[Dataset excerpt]
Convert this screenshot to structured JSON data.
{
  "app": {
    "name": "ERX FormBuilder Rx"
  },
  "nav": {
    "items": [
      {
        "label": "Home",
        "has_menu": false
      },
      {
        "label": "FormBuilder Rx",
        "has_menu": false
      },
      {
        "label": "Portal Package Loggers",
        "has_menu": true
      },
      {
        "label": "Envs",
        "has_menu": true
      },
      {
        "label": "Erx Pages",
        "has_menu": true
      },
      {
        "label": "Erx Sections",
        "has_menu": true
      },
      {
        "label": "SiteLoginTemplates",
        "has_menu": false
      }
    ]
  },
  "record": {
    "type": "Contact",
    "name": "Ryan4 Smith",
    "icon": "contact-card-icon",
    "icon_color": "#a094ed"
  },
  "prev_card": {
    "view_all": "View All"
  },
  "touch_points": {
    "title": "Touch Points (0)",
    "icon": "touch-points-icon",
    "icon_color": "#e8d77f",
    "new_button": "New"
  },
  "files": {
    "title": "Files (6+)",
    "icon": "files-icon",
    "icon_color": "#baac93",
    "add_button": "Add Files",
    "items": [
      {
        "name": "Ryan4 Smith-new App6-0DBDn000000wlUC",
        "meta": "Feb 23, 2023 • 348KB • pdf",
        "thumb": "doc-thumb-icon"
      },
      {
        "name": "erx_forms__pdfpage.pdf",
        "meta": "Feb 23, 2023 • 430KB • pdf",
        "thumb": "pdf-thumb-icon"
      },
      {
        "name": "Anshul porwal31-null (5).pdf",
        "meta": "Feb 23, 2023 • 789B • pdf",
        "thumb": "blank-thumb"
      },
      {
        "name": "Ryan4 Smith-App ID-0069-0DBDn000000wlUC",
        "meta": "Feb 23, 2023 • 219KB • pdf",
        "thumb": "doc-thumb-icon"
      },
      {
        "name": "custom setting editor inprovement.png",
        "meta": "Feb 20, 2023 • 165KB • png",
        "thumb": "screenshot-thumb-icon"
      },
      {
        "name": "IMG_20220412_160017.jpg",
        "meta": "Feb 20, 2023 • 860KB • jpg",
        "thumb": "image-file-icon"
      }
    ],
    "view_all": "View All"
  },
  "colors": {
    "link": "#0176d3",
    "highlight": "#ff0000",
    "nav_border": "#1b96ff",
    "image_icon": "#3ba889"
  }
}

WHAT TO WORK ON. The records above are to be repeated exactly, in their entirety.

EXPECTED OUTPUT.
Convert this screenshot to structured JSON data.
{
  "app": {
    "name": "ERX FormBuilder Rx"
  },
  "nav": {
    "items": [
      {
        "label": "Home",
        "has_menu": false
      },
      {
        "label": "FormBuilder Rx",
        "has_menu": false
      },
      {
        "label": "Portal Package Loggers",
        "has_menu": true
      },
      {
        "label": "Envs",
        "has_menu": true
      },
      {
        "label": "Erx Pages",
        "has_menu": true
      },
      {
        "label": "Erx Sections",
        "has_menu": true
      },
      {
        "label": "SiteLoginTemplates",
        "has_menu": false
      }
    ]
  },
  "record": {
    "type": "Contact",
    "name": "Ryan4 Smith",
    "icon": "contact-card-icon",
    "icon_color": "#a094ed"
  },
  "prev_card": {
    "view_all": "View All"
  },
  "touch_points": {
    "title": "Touch Points (0)",
    "icon": "touch-points-icon",
    "icon_color": "#e8d77f",
    "new_button": "New"
  },
  "files": {
    "title": "Files (6+)",
    "icon": "files-icon",
    "icon_color": "#baac93",
    "add_button": "Add Files",
    "items": [
      {
        "name": "Ryan4 Smith-new App6-0DBDn000000wlUC",
        "meta": "Feb 23, 2023 • 348KB • pdf",
        "thumb": "doc-thumb-icon"
      },
      {
        "name": "erx_forms__pdfpage.pdf",
        "meta": "Feb 23, 2023 • 430KB • pdf",
        "thumb": "pdf-thumb-icon"
      },
      {
        "name": "Anshul porwal31-null (5).pdf",
        "meta": "Feb 23, 2023 • 789B • pdf",
        "thumb": "blank-thumb"
      },
      {
        "name": "Ryan4 Smith-App ID-0069-0DBDn000000wlUC",
        "meta": "Feb 23, 2023 • 219KB • pdf",
        "thumb": "doc-thumb-icon"
      },
      {
        "name": "custom setting editor inprovement.png",
        "meta": "Feb 20, 2023 • 165KB • png",
        "thumb": "screenshot-thumb-icon"
      },
      {
        "name": "IMG_20220412_160017.jpg",
        "meta": "Feb 20, 2023 • 860KB • jpg",
        "thumb": "image-file-icon"
      }
    ],
    "view_all": "View All"
  },
  "colors": {
    "link": "#0176d3",
    "highlight": "#ff0000",
    "nav_border": "#1b96ff",
    "image_icon": "#3ba889"
  }
}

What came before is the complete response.